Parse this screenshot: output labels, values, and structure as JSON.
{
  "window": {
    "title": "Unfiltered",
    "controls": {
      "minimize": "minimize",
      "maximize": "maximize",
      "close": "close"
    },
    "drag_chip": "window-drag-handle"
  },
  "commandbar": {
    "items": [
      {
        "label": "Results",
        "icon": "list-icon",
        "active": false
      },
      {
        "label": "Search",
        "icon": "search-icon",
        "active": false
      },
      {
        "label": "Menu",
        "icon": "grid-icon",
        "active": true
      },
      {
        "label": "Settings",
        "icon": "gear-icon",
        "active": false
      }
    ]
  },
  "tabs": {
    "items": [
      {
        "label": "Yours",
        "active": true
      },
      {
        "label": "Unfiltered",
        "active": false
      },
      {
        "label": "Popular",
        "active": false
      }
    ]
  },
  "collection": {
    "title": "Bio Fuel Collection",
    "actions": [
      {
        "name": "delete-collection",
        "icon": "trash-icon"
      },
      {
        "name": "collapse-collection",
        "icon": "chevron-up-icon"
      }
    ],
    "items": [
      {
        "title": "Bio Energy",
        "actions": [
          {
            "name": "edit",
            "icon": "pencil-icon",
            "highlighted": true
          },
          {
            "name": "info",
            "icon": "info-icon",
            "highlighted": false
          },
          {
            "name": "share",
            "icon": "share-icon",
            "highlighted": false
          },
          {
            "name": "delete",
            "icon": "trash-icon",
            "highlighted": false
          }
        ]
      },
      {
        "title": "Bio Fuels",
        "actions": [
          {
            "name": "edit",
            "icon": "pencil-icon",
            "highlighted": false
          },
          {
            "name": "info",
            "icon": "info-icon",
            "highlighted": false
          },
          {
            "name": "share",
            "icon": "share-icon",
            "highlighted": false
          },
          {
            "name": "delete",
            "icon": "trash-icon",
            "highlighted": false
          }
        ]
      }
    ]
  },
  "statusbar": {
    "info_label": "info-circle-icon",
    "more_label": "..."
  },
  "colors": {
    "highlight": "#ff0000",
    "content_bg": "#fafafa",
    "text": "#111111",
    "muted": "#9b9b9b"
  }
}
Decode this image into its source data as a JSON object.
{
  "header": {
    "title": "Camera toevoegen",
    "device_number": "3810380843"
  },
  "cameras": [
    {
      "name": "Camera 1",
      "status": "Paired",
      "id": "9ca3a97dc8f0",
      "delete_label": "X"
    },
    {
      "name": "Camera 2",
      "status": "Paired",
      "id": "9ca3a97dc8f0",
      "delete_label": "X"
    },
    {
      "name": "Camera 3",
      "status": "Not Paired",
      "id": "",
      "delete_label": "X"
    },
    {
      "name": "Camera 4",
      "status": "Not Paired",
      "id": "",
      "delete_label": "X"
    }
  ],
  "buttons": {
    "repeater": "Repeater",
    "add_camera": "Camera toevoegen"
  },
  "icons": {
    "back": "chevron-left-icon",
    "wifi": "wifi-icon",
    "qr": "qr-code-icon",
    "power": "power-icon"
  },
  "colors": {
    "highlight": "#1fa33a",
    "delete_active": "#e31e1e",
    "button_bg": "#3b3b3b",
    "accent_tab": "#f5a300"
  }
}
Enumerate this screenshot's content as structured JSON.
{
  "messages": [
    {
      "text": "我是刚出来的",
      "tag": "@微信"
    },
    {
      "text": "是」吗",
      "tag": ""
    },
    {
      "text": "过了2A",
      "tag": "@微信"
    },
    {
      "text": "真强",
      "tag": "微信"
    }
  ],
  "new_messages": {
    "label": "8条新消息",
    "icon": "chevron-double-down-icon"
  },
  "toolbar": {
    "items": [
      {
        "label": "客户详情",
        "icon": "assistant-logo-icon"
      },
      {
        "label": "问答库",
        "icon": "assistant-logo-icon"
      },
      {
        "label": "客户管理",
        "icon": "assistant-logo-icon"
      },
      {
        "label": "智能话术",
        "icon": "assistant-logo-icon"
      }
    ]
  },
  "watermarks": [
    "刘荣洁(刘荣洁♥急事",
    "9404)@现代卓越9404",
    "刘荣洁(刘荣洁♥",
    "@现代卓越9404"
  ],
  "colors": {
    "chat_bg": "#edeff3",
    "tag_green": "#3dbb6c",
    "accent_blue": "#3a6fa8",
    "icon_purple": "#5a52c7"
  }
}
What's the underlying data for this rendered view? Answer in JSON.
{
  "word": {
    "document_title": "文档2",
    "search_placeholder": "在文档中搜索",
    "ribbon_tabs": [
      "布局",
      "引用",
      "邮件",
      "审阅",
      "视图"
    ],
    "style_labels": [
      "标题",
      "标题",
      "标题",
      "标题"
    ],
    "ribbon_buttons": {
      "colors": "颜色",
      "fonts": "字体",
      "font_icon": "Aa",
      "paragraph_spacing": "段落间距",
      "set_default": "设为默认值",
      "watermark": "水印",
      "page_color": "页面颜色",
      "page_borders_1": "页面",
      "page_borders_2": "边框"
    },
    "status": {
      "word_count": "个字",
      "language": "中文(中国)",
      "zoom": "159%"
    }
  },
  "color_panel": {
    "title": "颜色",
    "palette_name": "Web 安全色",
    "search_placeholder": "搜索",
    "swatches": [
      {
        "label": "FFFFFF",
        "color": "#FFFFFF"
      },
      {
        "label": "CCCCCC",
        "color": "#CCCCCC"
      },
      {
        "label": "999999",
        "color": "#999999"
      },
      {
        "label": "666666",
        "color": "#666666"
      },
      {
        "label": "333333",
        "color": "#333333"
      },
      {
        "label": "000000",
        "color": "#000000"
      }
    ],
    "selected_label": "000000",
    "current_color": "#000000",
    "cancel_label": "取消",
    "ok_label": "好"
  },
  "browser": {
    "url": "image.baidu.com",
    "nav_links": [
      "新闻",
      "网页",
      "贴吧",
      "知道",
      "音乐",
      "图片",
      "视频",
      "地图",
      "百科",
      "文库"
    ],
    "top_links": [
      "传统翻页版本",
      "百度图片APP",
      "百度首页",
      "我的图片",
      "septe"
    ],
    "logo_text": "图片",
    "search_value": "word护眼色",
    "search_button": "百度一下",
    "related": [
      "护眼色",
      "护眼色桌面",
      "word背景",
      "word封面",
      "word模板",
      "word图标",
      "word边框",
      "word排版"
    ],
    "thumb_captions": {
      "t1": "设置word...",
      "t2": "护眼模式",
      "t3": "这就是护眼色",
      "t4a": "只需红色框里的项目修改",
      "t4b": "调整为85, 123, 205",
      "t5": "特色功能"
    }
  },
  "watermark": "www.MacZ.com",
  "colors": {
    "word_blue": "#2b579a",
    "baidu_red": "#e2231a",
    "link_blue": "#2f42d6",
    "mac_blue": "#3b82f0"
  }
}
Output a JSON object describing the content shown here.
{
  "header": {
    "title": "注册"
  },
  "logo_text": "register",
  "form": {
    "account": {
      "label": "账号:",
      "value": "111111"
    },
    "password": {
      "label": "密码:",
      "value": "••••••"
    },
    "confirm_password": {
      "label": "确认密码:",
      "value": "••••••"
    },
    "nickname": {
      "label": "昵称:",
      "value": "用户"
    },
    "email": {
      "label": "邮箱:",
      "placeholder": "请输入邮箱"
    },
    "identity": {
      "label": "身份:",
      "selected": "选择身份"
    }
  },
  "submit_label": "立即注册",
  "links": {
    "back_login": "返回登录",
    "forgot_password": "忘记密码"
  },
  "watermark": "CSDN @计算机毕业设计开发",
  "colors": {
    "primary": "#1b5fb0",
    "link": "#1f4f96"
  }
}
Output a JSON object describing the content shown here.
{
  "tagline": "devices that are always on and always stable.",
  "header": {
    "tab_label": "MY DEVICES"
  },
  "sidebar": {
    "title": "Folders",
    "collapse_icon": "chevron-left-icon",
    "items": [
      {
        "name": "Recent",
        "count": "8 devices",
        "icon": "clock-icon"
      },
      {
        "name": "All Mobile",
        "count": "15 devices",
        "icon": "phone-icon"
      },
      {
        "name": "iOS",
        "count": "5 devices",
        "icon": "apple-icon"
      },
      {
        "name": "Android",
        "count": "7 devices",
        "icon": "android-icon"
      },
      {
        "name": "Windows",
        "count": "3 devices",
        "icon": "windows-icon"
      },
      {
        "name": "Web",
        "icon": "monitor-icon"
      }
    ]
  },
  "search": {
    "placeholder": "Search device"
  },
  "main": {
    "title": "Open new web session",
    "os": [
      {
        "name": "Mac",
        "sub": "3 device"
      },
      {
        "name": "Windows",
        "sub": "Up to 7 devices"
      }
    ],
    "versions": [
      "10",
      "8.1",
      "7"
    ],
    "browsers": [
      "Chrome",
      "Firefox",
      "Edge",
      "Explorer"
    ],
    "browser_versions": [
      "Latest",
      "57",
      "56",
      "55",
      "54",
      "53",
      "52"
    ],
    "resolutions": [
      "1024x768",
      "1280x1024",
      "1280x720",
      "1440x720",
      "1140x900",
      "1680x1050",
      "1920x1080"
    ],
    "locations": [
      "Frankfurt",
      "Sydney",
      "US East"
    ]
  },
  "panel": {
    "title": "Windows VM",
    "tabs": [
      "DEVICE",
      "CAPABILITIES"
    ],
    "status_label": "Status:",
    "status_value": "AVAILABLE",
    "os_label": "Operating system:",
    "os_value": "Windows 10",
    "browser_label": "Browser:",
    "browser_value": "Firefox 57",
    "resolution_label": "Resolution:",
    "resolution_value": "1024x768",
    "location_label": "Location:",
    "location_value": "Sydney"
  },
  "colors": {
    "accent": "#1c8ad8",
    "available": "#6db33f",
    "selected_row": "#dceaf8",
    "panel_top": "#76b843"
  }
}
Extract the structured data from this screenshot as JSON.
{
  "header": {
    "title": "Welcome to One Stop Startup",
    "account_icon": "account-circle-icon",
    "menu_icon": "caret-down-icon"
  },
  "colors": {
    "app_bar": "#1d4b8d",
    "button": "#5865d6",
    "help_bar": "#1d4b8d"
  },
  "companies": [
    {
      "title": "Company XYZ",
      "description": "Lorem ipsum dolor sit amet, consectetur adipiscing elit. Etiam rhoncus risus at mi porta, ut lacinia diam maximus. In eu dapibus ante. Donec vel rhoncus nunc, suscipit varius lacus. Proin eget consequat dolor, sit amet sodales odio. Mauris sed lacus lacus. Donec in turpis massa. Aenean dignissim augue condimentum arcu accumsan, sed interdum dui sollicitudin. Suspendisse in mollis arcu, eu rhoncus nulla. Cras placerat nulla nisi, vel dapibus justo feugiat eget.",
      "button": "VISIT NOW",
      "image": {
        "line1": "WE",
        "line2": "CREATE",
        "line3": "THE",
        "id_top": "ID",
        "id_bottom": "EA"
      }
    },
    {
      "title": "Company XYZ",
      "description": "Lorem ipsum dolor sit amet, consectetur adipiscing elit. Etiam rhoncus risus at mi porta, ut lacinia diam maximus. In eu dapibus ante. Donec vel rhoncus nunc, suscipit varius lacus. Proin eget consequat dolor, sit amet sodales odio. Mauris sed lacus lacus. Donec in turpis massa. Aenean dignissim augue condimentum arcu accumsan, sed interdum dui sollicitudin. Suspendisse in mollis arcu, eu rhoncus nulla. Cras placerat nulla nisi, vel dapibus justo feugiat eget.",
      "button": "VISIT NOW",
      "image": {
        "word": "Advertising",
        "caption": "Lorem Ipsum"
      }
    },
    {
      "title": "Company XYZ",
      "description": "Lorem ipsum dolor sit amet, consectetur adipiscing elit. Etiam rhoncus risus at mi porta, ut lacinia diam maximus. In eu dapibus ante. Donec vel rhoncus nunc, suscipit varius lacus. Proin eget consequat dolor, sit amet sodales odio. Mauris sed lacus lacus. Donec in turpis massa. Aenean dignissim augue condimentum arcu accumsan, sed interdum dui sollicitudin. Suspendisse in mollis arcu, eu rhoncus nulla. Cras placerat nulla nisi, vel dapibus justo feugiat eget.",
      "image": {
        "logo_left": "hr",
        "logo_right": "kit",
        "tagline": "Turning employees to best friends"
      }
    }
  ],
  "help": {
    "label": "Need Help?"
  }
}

■ ■ ■ ■ ■ ■ ■

Request: Count how many lines include the string "chevron". Nothing but the number is needed.

Response for this exercise: 4